Copy each line below without leaving any out.

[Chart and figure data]
----------------
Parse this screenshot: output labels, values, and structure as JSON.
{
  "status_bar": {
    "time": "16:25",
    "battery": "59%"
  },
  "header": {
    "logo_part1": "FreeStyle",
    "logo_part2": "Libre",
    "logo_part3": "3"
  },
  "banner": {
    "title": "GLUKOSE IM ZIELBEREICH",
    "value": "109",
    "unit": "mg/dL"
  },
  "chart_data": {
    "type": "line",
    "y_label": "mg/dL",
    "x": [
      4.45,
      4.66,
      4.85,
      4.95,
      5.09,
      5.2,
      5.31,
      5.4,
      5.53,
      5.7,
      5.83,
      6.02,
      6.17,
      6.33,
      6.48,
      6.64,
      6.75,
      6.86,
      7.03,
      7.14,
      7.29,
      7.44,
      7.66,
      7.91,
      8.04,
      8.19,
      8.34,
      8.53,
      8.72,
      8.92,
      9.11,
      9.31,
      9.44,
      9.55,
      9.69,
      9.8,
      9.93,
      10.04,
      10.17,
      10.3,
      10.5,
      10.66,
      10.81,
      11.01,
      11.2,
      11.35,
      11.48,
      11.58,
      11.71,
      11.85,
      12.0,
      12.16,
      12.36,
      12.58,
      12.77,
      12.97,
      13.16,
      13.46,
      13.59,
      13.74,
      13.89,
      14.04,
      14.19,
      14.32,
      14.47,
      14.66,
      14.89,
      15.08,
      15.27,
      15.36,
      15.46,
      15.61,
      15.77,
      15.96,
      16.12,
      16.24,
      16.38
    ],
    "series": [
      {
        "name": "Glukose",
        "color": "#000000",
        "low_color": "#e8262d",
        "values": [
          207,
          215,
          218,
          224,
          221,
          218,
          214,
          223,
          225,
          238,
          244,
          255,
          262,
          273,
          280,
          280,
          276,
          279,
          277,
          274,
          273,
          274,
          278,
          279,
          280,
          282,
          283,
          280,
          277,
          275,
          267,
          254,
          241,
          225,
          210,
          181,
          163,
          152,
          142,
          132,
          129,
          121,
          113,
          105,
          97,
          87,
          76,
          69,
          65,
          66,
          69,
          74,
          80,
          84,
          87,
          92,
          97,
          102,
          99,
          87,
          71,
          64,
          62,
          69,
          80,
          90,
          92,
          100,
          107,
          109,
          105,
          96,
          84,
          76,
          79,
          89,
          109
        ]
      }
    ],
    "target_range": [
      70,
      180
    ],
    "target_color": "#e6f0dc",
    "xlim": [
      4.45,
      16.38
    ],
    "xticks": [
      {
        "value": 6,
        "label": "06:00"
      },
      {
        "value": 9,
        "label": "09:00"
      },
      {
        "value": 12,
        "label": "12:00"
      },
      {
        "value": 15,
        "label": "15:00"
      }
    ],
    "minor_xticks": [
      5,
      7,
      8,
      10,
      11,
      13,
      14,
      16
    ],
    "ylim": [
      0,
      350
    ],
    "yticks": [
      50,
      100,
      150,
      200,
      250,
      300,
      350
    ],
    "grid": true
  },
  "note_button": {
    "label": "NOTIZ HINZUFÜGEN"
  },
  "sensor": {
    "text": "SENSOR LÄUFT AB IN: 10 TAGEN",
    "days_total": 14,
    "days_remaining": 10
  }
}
----------------
= Task response =
Parse this screenshot: output labels, values, and structure as JSON.
{
  "status_bar": {
    "time": "16:25",
    "battery": "59%"
  },
  "header": {
    "logo_part1": "FreeStyle",
    "logo_part2": "Libre",
    "logo_part3": "3"
  },
  "banner": {
    "title": "GLUKOSE IM ZIELBEREICH",
    "value": "109",
    "unit": "mg/dL"
  },
  "chart_data": {
    "type": "line",
    "y_label": "mg/dL",
    "x": [
      4.45,
      4.66,
      4.85,
      4.95,
      5.09,
      5.2,
      5.31,
      5.4,
      5.53,
      5.7,
      5.83,
      6.02,
      6.17,
      6.33,
      6.48,
      6.64,
      6.75,
      6.86,
      7.03,
      7.14,
      7.29,
      7.44,
      7.66,
      7.91,
      8.04,
      8.19,
      8.34,
      8.53,
      8.72,
      8.92,
      9.11,
      9.31,
      9.44,
      9.55,
      9.69,
      9.8,
      9.93,
      10.04,
      10.17,
      10.3,
      10.5,
      10.66,
      10.81,
      11.01,
      11.2,
      11.35,
      11.48,
      11.58,
      11.71,
      11.85,
      12.0,
      12.16,
      12.36,
      12.58,
      12.77,
      12.97,
      13.16,
      13.46,
      13.59,
      13.74,
      13.89,
      14.04,
      14.19,
      14.32,
      14.47,
      14.66,
      14.89,
      15.08,
      15.27,
      15.36,
      15.46,
      15.61,
      15.77,
      15.96,
      16.12,
      16.24,
      16.38
    ],
    "series": [
      {
        "name": "Glukose",
        "color": "#000000",
        "low_color": "#e8262d",
        "values": [
          207,
          215,
          218,
          224,
          221,
          218,
          214,
          223,
          225,
          238,
          244,
          255,
          262,
          273,
          280,
          280,
          276,
          279,
          277,
          274,
          273,
          274,
          278,
          279,
          280,
          282,
          283,
          280,
          277,
          275,
          267,
          254,
          241,
          225,
          210,
          181,
          163,
          152,
          142,
          132,
          129,
          121,
          113,
          105,
          97,
          87,
          76,
          69,
          65,
          66,
          69,
          74,
          80,
          84,
          87,
          92,
          97,
          102,
          99,
          87,
          71,
          64,
          62,
          69,
          80,
          90,
          92,
          100,
          107,
          109,
          105,
          96,
          84,
          76,
          79,
          89,
          109
        ]
      }
    ],
    "target_range": [
      70,
      180
    ],
    "target_color": "#e6f0dc",
    "xlim": [
      4.45,
      16.38
    ],
    "xticks": [
      {
        "value": 6,
        "label": "06:00"
      },
      {
        "value": 9,
        "label": "09:00"
      },
      {
        "value": 12,
        "label": "12:00"
      },
      {
        "value": 15,
        "label": "15:00"
      }
    ],
    "minor_xticks": [
      5,
      7,
      8,
      10,
      11,
      13,
      14,
      16
    ],
    "ylim": [
      0,
      350
    ],
    "yticks": [
      50,
      100,
      150,
      200,
      250,
      300,
      350
    ],
    "grid": true
  },
  "note_button": {
    "label": "NOTIZ HINZUFÜGEN"
  },
  "sensor": {
    "text": "SENSOR LÄUFT AB IN: 10 TAGEN",
    "days_total": 14,
    "days_remaining": 10
  }
}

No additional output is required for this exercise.